- OBJECTIVE -
Go over the entries below line by line, copying each one that contains the word "name".

- TASK DATA -
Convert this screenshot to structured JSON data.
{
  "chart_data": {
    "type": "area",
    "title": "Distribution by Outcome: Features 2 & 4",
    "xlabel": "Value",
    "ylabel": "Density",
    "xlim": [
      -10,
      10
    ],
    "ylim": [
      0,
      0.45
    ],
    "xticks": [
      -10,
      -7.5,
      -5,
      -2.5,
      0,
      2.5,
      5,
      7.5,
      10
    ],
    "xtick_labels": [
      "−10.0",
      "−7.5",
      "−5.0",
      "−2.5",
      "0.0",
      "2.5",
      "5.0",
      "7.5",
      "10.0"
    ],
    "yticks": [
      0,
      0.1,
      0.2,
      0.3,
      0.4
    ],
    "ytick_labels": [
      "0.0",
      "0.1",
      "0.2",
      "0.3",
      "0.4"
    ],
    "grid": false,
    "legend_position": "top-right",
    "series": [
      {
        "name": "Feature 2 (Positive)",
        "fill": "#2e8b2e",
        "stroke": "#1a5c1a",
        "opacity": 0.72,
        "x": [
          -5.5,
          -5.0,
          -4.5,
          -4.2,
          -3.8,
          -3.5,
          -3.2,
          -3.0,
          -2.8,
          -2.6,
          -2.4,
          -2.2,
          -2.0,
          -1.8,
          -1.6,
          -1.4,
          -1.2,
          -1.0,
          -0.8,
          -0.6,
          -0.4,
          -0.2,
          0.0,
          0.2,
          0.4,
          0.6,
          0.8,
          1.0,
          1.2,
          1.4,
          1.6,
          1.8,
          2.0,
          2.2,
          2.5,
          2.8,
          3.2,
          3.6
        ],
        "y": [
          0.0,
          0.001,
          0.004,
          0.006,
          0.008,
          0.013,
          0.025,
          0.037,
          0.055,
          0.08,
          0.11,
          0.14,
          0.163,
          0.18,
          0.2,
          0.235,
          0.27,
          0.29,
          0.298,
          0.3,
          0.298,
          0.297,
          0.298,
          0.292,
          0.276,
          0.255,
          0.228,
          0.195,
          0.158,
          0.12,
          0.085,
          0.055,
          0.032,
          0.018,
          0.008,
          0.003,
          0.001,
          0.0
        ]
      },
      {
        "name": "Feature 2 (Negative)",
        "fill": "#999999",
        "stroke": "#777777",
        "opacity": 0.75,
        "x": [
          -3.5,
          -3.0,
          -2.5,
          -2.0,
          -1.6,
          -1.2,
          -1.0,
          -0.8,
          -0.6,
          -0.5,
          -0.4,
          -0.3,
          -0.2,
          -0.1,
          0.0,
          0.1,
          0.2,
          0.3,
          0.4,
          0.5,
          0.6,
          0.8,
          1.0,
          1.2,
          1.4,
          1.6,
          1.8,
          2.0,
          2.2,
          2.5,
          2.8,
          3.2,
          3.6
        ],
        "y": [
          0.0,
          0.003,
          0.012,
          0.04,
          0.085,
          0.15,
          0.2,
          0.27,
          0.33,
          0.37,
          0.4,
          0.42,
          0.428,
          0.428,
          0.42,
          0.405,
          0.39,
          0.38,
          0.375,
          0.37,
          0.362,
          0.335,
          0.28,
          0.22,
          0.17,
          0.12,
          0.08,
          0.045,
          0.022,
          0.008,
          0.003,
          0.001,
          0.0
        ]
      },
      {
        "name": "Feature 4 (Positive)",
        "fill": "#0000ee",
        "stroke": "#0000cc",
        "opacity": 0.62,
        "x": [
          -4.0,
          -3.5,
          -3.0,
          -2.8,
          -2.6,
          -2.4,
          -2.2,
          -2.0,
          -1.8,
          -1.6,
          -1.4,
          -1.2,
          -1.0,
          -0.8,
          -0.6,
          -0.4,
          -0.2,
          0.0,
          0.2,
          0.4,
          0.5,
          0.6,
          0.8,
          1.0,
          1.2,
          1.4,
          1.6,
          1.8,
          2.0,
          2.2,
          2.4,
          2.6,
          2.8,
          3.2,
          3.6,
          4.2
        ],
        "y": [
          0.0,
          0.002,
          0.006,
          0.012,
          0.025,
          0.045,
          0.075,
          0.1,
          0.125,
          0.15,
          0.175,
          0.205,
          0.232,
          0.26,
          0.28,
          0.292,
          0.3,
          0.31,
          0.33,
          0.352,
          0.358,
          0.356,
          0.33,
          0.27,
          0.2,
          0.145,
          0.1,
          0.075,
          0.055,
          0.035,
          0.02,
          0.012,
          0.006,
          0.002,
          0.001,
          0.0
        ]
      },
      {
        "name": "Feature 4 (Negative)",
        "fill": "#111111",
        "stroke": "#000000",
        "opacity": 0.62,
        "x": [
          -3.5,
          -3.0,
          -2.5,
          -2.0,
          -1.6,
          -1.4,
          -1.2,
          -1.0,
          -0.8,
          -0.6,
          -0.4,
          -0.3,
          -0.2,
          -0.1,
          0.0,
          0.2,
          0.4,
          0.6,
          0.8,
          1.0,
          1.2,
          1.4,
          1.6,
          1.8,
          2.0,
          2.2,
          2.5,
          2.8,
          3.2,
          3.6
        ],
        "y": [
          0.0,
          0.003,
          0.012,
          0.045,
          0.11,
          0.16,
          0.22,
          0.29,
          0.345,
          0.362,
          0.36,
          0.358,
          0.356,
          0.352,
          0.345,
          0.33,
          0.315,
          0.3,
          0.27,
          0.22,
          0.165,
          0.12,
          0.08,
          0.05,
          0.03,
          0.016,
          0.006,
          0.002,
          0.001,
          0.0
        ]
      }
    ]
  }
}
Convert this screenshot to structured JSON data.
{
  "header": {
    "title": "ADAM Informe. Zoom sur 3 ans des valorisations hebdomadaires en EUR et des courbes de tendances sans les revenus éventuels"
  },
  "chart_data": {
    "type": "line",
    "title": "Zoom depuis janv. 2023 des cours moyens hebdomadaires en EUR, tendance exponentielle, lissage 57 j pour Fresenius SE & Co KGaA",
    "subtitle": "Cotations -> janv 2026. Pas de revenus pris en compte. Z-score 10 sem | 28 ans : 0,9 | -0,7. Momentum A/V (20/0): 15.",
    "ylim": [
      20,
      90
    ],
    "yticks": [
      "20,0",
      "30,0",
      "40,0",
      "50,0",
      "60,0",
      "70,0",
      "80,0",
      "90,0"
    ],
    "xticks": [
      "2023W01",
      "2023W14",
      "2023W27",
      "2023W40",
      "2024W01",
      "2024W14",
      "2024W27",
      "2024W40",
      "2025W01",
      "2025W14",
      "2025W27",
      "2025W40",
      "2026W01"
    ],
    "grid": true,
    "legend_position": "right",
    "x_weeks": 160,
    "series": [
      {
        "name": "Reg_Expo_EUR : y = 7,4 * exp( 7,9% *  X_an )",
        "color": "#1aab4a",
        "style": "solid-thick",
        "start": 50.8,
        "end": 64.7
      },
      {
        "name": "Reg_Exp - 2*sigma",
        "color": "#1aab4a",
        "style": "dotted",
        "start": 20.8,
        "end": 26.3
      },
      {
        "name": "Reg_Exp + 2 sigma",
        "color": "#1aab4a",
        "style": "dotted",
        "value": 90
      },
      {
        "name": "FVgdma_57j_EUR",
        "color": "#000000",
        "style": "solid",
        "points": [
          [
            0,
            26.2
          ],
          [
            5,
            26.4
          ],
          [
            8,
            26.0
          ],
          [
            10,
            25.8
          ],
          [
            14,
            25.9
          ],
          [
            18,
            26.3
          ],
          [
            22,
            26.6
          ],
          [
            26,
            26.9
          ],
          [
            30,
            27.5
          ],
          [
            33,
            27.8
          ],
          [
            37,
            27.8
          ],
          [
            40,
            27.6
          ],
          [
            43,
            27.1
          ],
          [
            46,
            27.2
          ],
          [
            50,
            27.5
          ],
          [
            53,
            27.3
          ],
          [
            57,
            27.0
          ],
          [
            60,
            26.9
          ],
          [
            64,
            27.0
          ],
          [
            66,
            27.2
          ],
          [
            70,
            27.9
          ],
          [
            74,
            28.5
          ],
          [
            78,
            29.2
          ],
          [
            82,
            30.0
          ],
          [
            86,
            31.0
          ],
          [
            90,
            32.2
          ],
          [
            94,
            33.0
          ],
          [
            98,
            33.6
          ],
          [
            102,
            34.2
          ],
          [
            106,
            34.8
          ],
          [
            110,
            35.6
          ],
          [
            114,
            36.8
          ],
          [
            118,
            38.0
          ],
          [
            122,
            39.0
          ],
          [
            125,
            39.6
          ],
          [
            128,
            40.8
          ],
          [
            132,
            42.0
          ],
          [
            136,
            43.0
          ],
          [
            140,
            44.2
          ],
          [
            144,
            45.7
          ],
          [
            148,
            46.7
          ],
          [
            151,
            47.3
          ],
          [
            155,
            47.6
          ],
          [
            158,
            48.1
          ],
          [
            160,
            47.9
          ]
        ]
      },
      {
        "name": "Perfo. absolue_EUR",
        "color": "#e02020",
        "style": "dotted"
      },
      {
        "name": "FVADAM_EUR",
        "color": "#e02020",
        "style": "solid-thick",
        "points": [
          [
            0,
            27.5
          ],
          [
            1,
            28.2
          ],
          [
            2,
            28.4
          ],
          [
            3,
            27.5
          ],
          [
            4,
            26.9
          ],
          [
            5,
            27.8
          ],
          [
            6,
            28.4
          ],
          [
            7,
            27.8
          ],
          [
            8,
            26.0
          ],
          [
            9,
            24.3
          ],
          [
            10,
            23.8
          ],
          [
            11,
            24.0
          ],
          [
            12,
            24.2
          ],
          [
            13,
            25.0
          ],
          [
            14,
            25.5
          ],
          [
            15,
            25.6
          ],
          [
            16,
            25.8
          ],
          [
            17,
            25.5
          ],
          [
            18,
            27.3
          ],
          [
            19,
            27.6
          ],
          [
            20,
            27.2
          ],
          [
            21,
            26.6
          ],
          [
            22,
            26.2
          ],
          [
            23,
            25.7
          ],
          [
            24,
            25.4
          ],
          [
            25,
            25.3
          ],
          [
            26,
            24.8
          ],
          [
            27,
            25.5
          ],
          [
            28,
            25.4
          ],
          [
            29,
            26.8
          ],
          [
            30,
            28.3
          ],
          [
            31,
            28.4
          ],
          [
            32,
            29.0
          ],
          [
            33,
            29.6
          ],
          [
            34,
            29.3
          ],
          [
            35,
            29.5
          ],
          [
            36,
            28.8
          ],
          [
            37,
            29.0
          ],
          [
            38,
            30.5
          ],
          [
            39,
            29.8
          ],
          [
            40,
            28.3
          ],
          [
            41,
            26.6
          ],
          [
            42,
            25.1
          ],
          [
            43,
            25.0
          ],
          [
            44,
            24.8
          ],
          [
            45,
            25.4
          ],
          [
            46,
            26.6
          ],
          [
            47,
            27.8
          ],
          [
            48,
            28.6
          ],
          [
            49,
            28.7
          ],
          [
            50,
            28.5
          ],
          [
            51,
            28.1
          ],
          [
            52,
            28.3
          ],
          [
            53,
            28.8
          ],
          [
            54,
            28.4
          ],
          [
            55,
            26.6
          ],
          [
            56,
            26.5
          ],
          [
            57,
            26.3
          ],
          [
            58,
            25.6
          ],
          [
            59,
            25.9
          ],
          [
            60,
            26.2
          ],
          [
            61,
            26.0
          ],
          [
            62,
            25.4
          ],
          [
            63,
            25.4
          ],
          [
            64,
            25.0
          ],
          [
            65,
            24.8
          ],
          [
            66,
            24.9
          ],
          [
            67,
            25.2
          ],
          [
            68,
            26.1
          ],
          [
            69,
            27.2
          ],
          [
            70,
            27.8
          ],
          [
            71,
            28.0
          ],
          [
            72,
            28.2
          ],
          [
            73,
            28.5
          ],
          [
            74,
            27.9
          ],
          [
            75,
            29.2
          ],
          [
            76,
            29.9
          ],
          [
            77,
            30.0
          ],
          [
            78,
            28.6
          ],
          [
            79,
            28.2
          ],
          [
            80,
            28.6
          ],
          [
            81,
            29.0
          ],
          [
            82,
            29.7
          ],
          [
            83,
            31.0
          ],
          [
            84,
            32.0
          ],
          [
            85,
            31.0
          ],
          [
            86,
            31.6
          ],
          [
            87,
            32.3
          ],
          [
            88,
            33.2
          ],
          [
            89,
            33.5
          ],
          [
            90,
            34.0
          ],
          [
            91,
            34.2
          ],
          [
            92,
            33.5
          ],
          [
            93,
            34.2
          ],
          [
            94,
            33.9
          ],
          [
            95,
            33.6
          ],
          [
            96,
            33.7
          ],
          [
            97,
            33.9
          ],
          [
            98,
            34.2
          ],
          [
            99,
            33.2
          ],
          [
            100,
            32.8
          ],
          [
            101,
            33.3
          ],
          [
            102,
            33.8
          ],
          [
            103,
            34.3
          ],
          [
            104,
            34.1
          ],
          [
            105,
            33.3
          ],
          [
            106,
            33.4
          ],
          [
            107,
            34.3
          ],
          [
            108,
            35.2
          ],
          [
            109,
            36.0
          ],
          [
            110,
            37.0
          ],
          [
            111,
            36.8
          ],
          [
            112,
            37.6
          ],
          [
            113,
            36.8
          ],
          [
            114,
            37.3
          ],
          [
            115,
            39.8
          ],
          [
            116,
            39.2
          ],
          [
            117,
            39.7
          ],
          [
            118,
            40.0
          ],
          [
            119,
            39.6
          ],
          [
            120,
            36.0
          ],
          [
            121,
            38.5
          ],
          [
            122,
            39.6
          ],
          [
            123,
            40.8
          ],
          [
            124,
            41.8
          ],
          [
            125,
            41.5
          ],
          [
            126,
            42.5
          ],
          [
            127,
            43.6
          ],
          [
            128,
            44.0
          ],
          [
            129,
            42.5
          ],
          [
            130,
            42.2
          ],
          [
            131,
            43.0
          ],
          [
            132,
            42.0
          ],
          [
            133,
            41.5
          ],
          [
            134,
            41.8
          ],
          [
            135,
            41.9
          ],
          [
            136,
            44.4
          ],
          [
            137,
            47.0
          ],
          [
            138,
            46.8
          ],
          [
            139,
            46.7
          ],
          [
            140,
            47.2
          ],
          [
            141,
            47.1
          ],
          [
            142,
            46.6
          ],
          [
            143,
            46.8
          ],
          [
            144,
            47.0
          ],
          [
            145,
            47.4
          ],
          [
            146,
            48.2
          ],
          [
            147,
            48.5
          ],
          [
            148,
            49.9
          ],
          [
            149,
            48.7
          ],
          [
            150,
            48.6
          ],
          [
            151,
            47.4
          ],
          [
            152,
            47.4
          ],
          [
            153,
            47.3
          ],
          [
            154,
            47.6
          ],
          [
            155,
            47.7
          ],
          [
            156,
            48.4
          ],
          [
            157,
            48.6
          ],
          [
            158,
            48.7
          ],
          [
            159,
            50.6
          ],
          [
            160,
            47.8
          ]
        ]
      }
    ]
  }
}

- RESULT -
        "name": "Feature 2 (Positive)",
        "name": "Feature 2 (Negative)",
        "name": "Feature 4 (Positive)",
        "name": "Feature 4 (Negative)",
        "name": "Reg_Expo_EUR : y = 7,4 * exp( 7,9% *  X_an )",
        "name": "Reg_Exp - 2*sigma",
        "name": "Reg_Exp + 2 sigma",
        "name": "FVgdma_57j_EUR",
        "name": "Perfo. absolue_EUR",
        "name": "FVADAM_EUR",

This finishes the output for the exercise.